[Box coordinate listings]
========================

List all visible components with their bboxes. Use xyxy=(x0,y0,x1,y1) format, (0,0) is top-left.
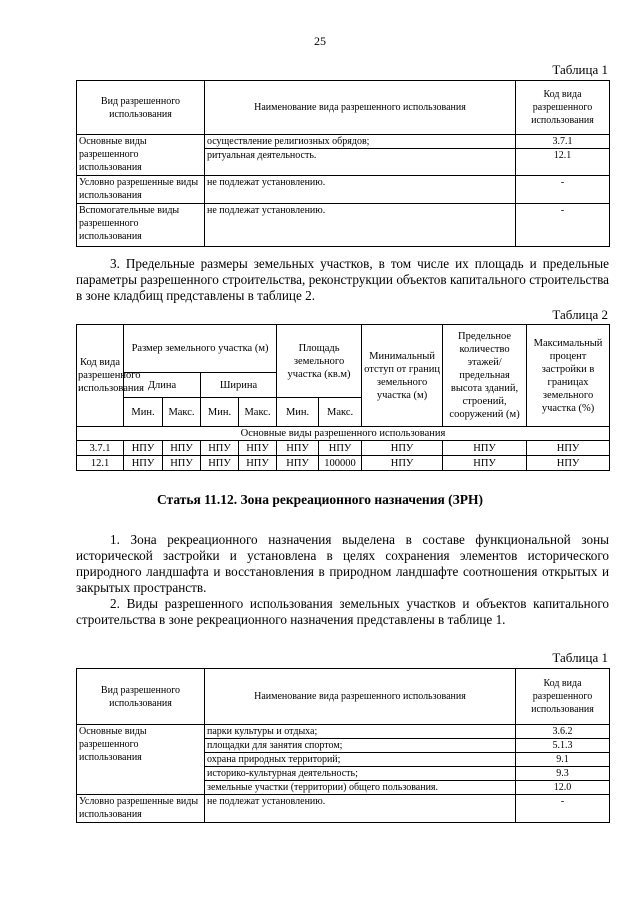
table2-cell: 12.1 xyxy=(77,456,124,471)
table2-header-percent: Максимальный процент застройки в границах земельного участка (%) xyxy=(527,325,610,427)
table1b-row-name: парки культуры и отдыха; xyxy=(205,725,516,739)
table1a-row-name: осуществление религиозных обрядов; xyxy=(205,135,516,149)
table1a-row-name: не подлежат установлению. xyxy=(205,204,516,247)
table2-cell: НПУ xyxy=(124,456,163,471)
table1b-caption: Таблица 1 xyxy=(552,650,608,665)
table1b-row-name: земельные участки (территории) общего пользования. xyxy=(205,781,516,795)
table1a-row-code: - xyxy=(516,176,610,204)
table2-caption: Таблица 2 xyxy=(552,307,608,322)
table1b-row-code: 5.1.3 xyxy=(516,739,610,753)
table2-cell: НПУ xyxy=(239,441,277,456)
table2-header-max: Макс. xyxy=(239,398,277,427)
table1b-row-name: охрана природных территорий; xyxy=(205,753,516,767)
table1b-row-code: 12.0 xyxy=(516,781,610,795)
table1a xyxy=(76,80,610,247)
table2-cell: 3.7.1 xyxy=(77,441,124,456)
table1a-group-label: Вспомогательные виды разрешенного использования xyxy=(77,204,205,247)
table1b xyxy=(76,668,610,823)
article-paragraphs xyxy=(76,532,609,628)
table1a-row-name: ритуальная деятельность. xyxy=(205,149,516,176)
table2-header-min: Мин. xyxy=(201,398,239,427)
article-heading: Статья 11.12. Зона рекреационного назначения (ЗРН) xyxy=(156,492,484,507)
table1a-row-code: 3.7.1 xyxy=(516,135,610,149)
table1a-group-label: Основные виды разрешенного использования xyxy=(77,135,205,176)
table2-cell: НПУ xyxy=(277,441,319,456)
table2-header-max: Макс. xyxy=(163,398,201,427)
table1b-header-kind: Вид разрешенного использования xyxy=(77,669,205,725)
paragraph-2: 2. Виды разрешенного использования земельных участков и объектов капитального строительства в зоне рекреационного назначения представлены в таблице 1. xyxy=(76,596,609,627)
table2-cell: НПУ xyxy=(124,441,163,456)
table2-cell: НПУ xyxy=(163,456,201,471)
table2-cell: НПУ xyxy=(201,441,239,456)
paragraph-3 xyxy=(76,256,609,304)
table2-cell: НПУ xyxy=(362,456,443,471)
table2-header-max: Макс. xyxy=(319,398,362,427)
table1a-header-code: Код вида разрешенного использования xyxy=(516,81,610,135)
table1b-row-code: 9.1 xyxy=(516,753,610,767)
table2-section: Основные виды разрешенного использования xyxy=(77,427,610,441)
table2-cell: НПУ xyxy=(319,441,362,456)
table2-header-length: Длина xyxy=(124,373,201,398)
table1b-header-code: Код вида разрешенного использования xyxy=(516,669,610,725)
table1a-row-code: 12.1 xyxy=(516,149,610,176)
table2-header-area: Площадь земельного участка (кв.м) xyxy=(277,325,362,398)
table1a-header-name: Наименование вида разрешенного использования xyxy=(205,81,516,135)
table1b-header-name: Наименование вида разрешенного использования xyxy=(205,669,516,725)
table2-header-min: Мин. xyxy=(124,398,163,427)
table2-cell: НПУ xyxy=(362,441,443,456)
table2-header-code: Код вида разрешенного использования xyxy=(77,325,124,427)
table2-cell: НПУ xyxy=(277,456,319,471)
table2-cell: НПУ xyxy=(443,456,527,471)
table2 xyxy=(76,324,610,471)
table1b-row-name: историко-культурная деятельность; xyxy=(205,767,516,781)
table2-cell: НПУ xyxy=(163,441,201,456)
table1a-row-name: не подлежат установлению. xyxy=(205,176,516,204)
table1b-row-code: - xyxy=(516,795,610,823)
table2-header-floors: Предельное количество этажей/ предельная высота зданий, строений, сооружений (м) xyxy=(443,325,527,427)
table2-cell: НПУ xyxy=(443,441,527,456)
table2-cell: НПУ xyxy=(201,456,239,471)
table1a-caption: Таблица 1 xyxy=(552,62,608,77)
table1b-row-code: 9.3 xyxy=(516,767,610,781)
page-number: 25 xyxy=(314,34,326,48)
table2-cell: НПУ xyxy=(239,456,277,471)
table2-header-setback: Минимальный отступ от границ земельного участка (м) xyxy=(362,325,443,427)
table2-row xyxy=(77,456,610,471)
table1b-row-name: площадки для занятия спортом; xyxy=(205,739,516,753)
table1a-header-kind: Вид разрешенного использования xyxy=(77,81,205,135)
table2-cell: НПУ xyxy=(527,441,610,456)
table1a-group-label: Условно разрешенные виды использования xyxy=(77,176,205,204)
table1a-row-code: - xyxy=(516,204,610,247)
table2-row xyxy=(77,441,610,456)
table1b-row-name: не подлежат установлению. xyxy=(205,795,516,823)
paragraph-1: 1. Зона рекреационного назначения выделена в составе функциональной зоны исторической застройки и установлена в целях сохранения элементов исторического природного ландшафта и восстановления в природном ландшафте соотношения открытых и закрытых пространств. xyxy=(76,532,609,595)
table2-header-size: Размер земельного участка (м) xyxy=(124,325,277,373)
table2-cell: 100000 xyxy=(319,456,362,471)
table2-header-width: Ширина xyxy=(201,373,277,398)
table2-cell: НПУ xyxy=(527,456,610,471)
table1b-group-label: Основные виды разрешенного использования xyxy=(77,725,205,795)
paragraph-3-text: 3. Предельные размеры земельных участков, в том числе их площадь и предельные параметры разрешенного строительства, реконструкции объектов капитального строительства в зоне кладбищ представлены в таблице 2. xyxy=(76,256,609,303)
table1b-row-code: 3.6.2 xyxy=(516,725,610,739)
table2-header-min: Мин. xyxy=(277,398,319,427)
table1b-group-label: Условно разрешенные виды использования xyxy=(77,795,205,823)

========================

What the task requires: Copy the lines of the records from the one containing "table2-cell: 12.1 xyxy=(77,456,124,471)" down through the one containing "table1a xyxy=(76,80,610,247)", inclusive, reproducing them verbatim.

The response:
table2-cell: 12.1 xyxy=(77,456,124,471)
table2-header-percent: Максимальный процент застройки в границах земельного участка (%) xyxy=(527,325,610,427)
table1b-row-name: парки культуры и отдыха; xyxy=(205,725,516,739)
table1a-row-name: осуществление религиозных обрядов; xyxy=(205,135,516,149)
table1a-row-name: не подлежат установлению. xyxy=(205,204,516,247)
table2-cell: НПУ xyxy=(124,456,163,471)
table1b-caption: Таблица 1 xyxy=(552,650,608,665)
table1b-row-name: земельные участки (территории) общего пользования. xyxy=(205,781,516,795)
table1a-row-code: - xyxy=(516,176,610,204)
table2-caption: Таблица 2 xyxy=(552,307,608,322)
table1b-row-code: 5.1.3 xyxy=(516,739,610,753)
table2-cell: НПУ xyxy=(239,441,277,456)
table2-header-max: Макс. xyxy=(239,398,277,427)
table1b-row-name: охрана природных территорий; xyxy=(205,753,516,767)
table1b-row-code: 12.0 xyxy=(516,781,610,795)
table1a xyxy=(76,80,610,247)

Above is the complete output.